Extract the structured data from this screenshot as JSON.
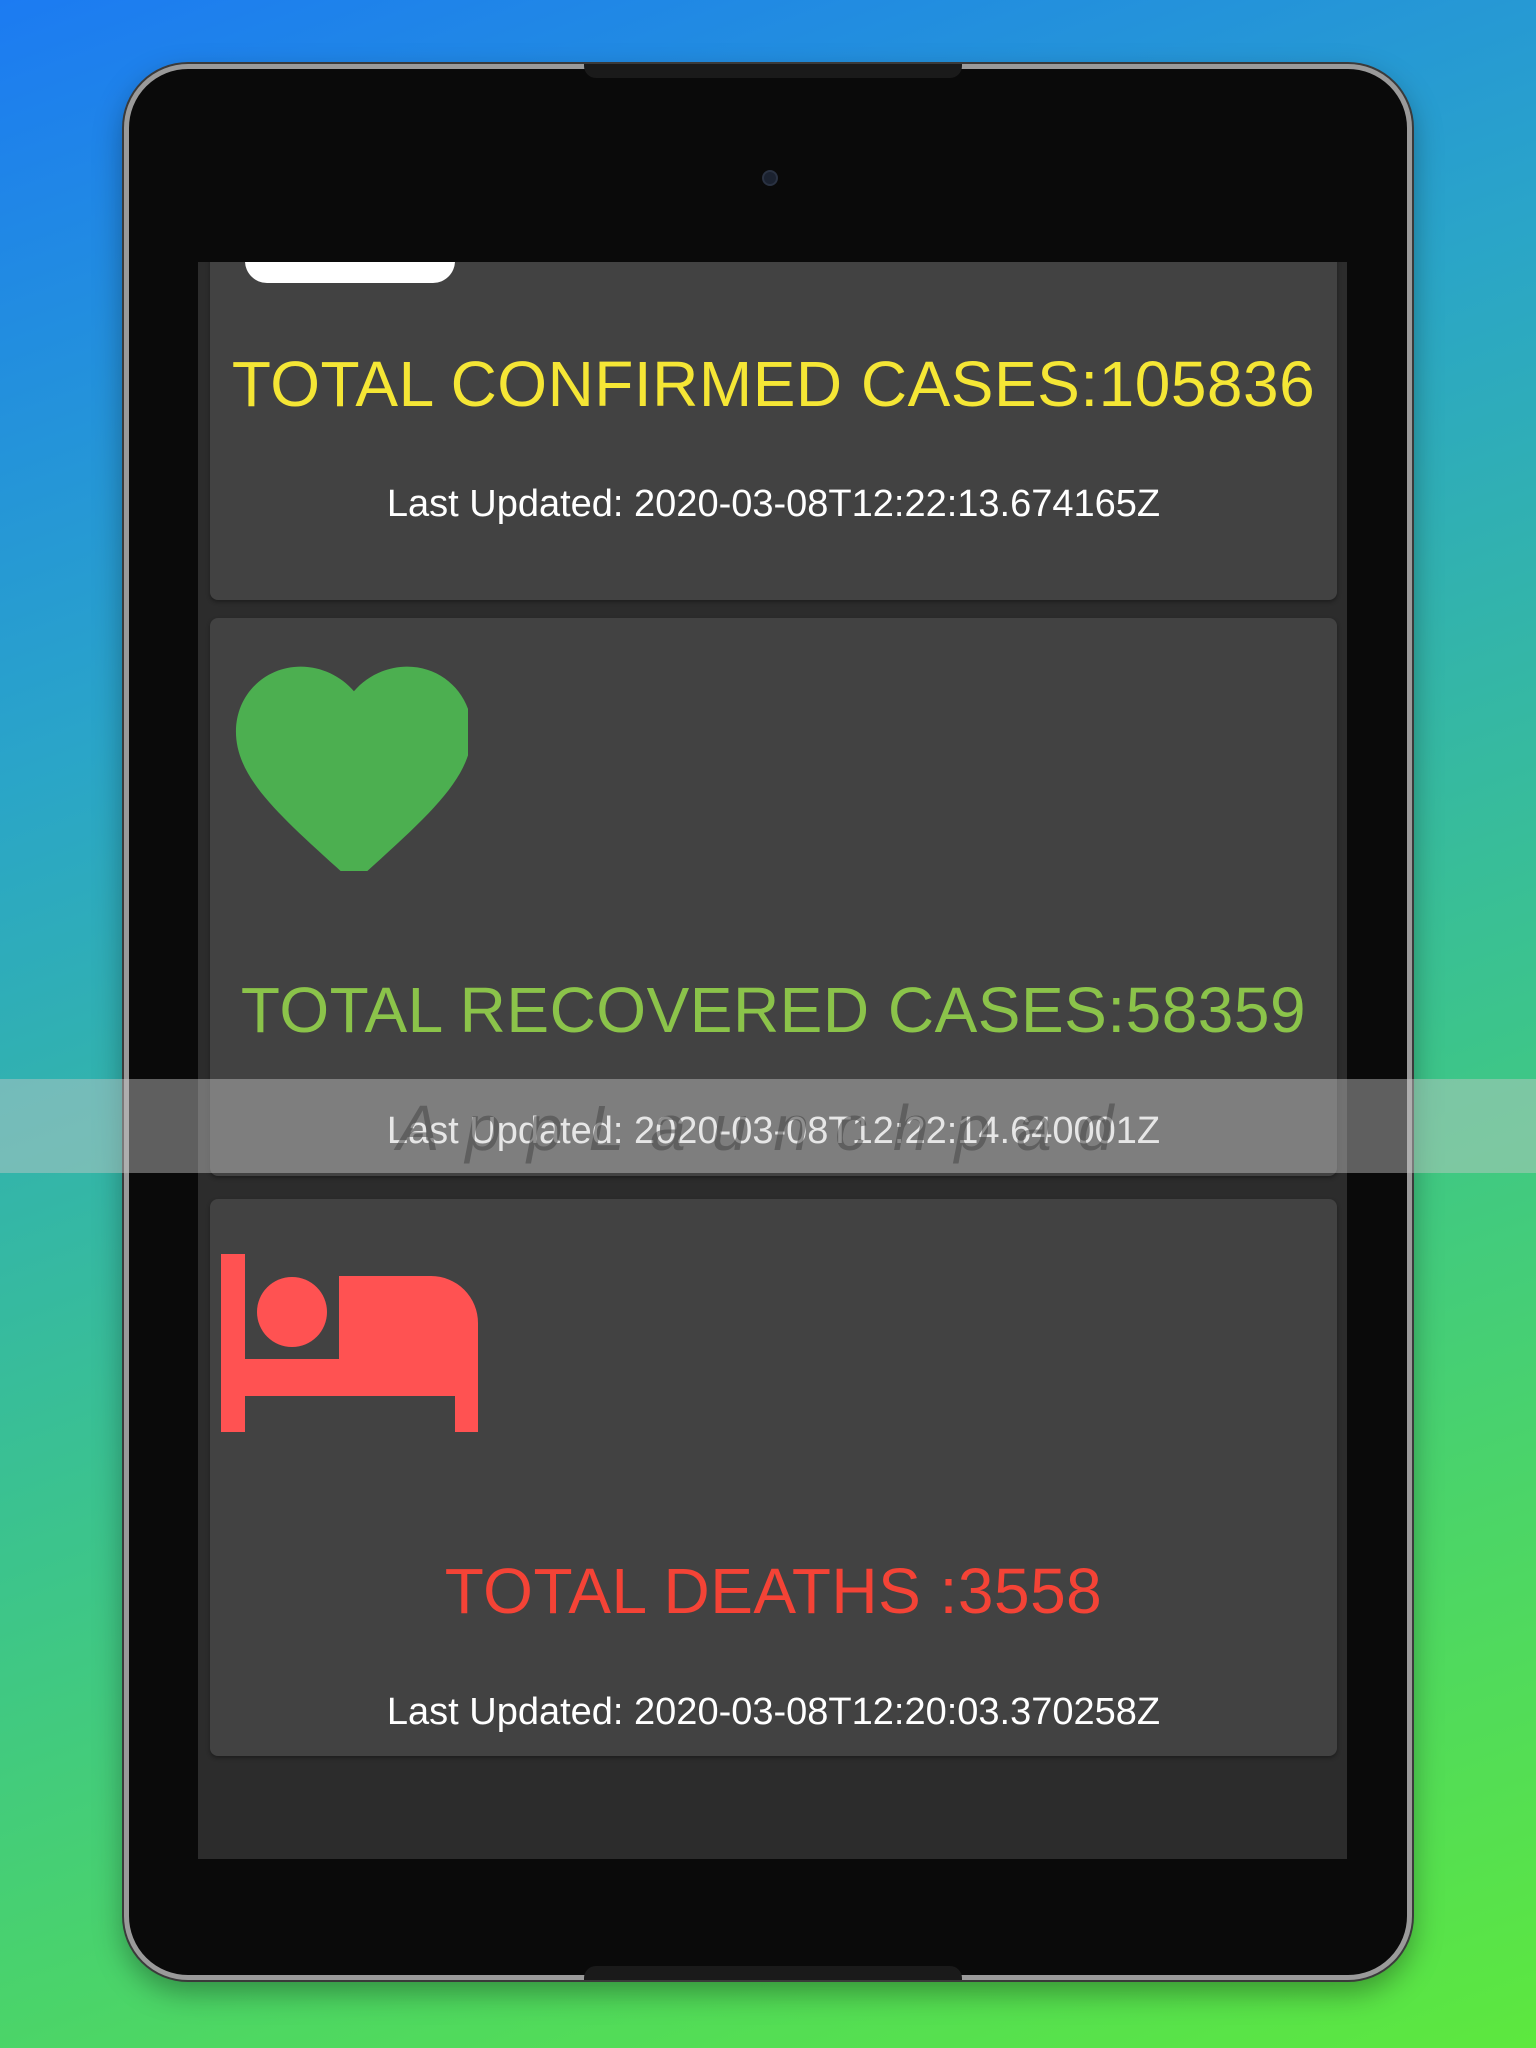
{
  "cards": {
    "confirmed": {
      "title": "TOTAL CONFIRMED CASES:105836",
      "updated": "Last Updated: 2020-03-08T12:22:13.674165Z",
      "color": "#f5e635"
    },
    "recovered": {
      "title": "TOTAL RECOVERED CASES:58359",
      "updated": "Last Updated: 2020-03-08T12:22:14.640001Z",
      "icon": "heart-icon",
      "color": "#8bc34a",
      "icon_color": "#4caf50"
    },
    "deaths": {
      "title": "TOTAL DEATHS :3558",
      "updated": "Last Updated: 2020-03-08T12:20:03.370258Z",
      "icon": "bed-icon",
      "color": "#f44336",
      "icon_color": "#ff5252"
    }
  },
  "watermark": {
    "text": "AppLaunchpad"
  }
}
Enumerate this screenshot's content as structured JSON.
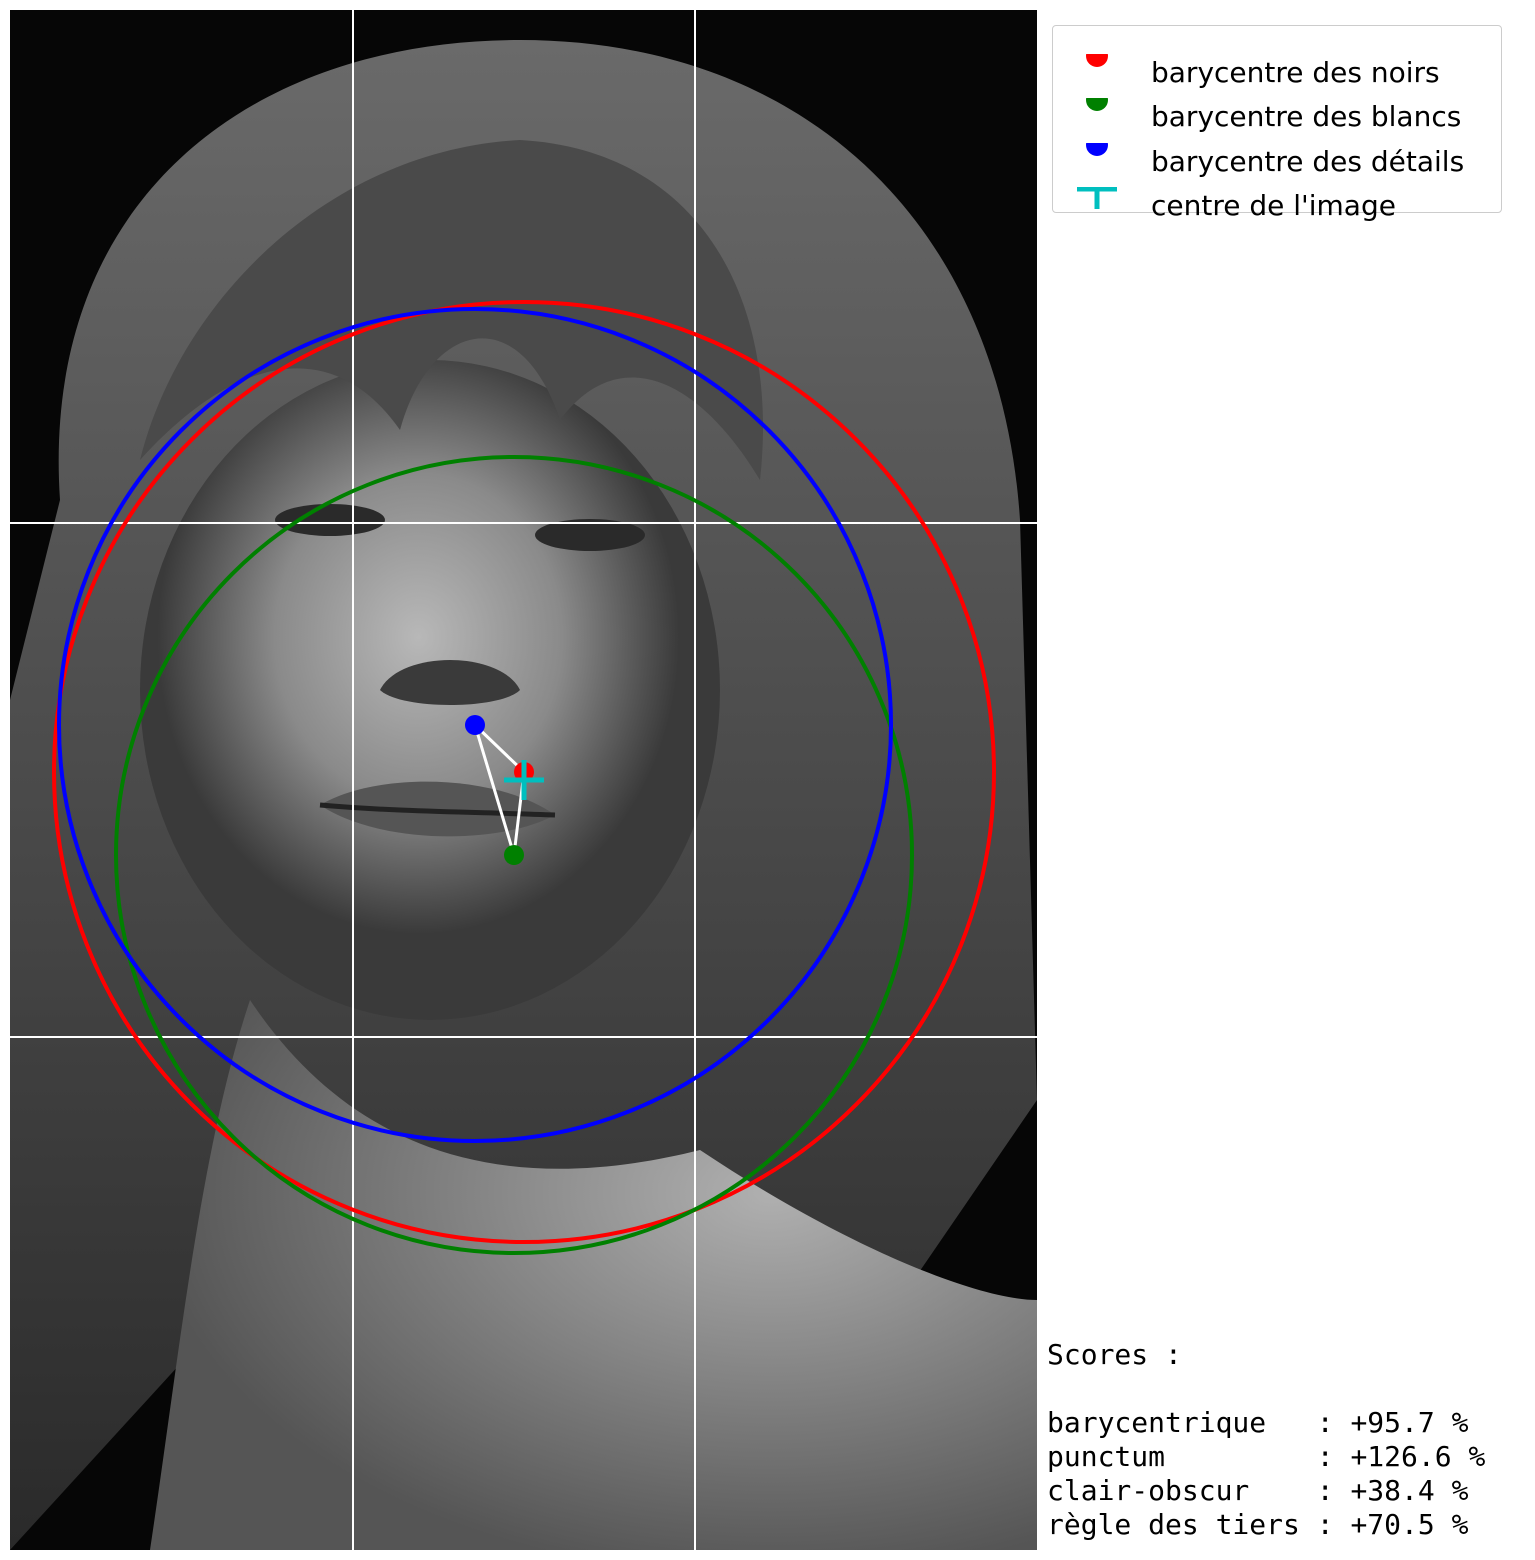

===============

Images should not appear in the copy; retype the listing above exactly.

» **RESULT FOR THIS TASK**
Extract the structured data from this screenshot as JSON.
{
  "cards": {
    "confirmed": {
      "title": "TOTAL CONFIRMED CASES:105836",
      "updated": "Last Updated: 2020-03-08T12:22:13.674165Z",
      "color": "#f5e635"
    },
    "recovered": {
      "title": "TOTAL RECOVERED CASES:58359",
      "updated": "Last Updated: 2020-03-08T12:22:14.640001Z",
      "icon": "heart-icon",
      "color": "#8bc34a",
      "icon_color": "#4caf50"
    },
    "deaths": {
      "title": "TOTAL DEATHS :3558",
      "updated": "Last Updated: 2020-03-08T12:20:03.370258Z",
      "icon": "bed-icon",
      "color": "#f44336",
      "icon_color": "#ff5252"
    }
  },
  "watermark": {
    "text": "AppLaunchpad"
  }
}
Enumerate this screenshot's content as structured JSON.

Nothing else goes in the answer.